▸ **Task brief**:
Restate the records in their entirety, word for word.

+ + + + +

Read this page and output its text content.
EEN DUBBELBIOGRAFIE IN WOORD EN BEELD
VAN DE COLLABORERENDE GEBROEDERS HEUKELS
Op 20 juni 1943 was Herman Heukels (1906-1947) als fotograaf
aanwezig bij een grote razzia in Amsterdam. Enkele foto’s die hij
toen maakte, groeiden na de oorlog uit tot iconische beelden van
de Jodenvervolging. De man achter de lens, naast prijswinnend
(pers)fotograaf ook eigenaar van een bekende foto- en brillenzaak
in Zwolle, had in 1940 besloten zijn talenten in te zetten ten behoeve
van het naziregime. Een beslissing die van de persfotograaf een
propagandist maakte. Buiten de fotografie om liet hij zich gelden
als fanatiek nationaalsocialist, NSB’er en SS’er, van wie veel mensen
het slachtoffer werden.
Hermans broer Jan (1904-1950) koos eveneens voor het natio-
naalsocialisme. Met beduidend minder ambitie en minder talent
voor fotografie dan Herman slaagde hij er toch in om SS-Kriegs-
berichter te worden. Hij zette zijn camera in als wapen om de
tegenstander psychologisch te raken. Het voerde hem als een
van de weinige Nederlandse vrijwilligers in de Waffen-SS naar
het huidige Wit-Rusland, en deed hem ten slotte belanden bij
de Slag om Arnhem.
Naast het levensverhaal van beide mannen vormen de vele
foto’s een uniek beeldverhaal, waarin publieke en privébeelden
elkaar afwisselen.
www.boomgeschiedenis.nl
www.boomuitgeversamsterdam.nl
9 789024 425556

+ + + + +

▸ **Answer to this task**:
Read this page and output its text content.
EEN DUBBELBIOGRAFIE IN WOORD EN BEELD
VAN DE COLLABORERENDE GEBROEDERS HEUKELS
Op 20 juni 1943 was Herman Heukels (1906-1947) als fotograaf
aanwezig bij een grote razzia in Amsterdam. Enkele foto’s die hij
toen maakte, groeiden na de oorlog uit tot iconische beelden van
de Jodenvervolging. De man achter de lens, naast prijswinnend
(pers)fotograaf ook eigenaar van een bekende foto- en brillenzaak
in Zwolle, had in 1940 besloten zijn talenten in te zetten ten behoeve
van het naziregime. Een beslissing die van de persfotograaf een
propagandist maakte. Buiten de fotografie om liet hij zich gelden
als fanatiek nationaalsocialist, NSB’er en SS’er, van wie veel mensen
het slachtoffer werden.
Hermans broer Jan (1904-1950) koos eveneens voor het natio-
naalsocialisme. Met beduidend minder ambitie en minder talent
voor fotografie dan Herman slaagde hij er toch in om SS-Kriegs-
berichter te worden. Hij zette zijn camera in als wapen om de
tegenstander psychologisch te raken. Het voerde hem als een
van de weinige Nederlandse vrijwilligers in de Waffen-SS naar
het huidige Wit-Rusland, en deed hem ten slotte belanden bij
de Slag om Arnhem.
Naast het levensverhaal van beide mannen vormen de vele
foto’s een uniek beeldverhaal, waarin publieke en privébeelden
elkaar afwisselen.
www.boomgeschiedenis.nl
www.boomuitgeversamsterdam.nl
9 789024 425556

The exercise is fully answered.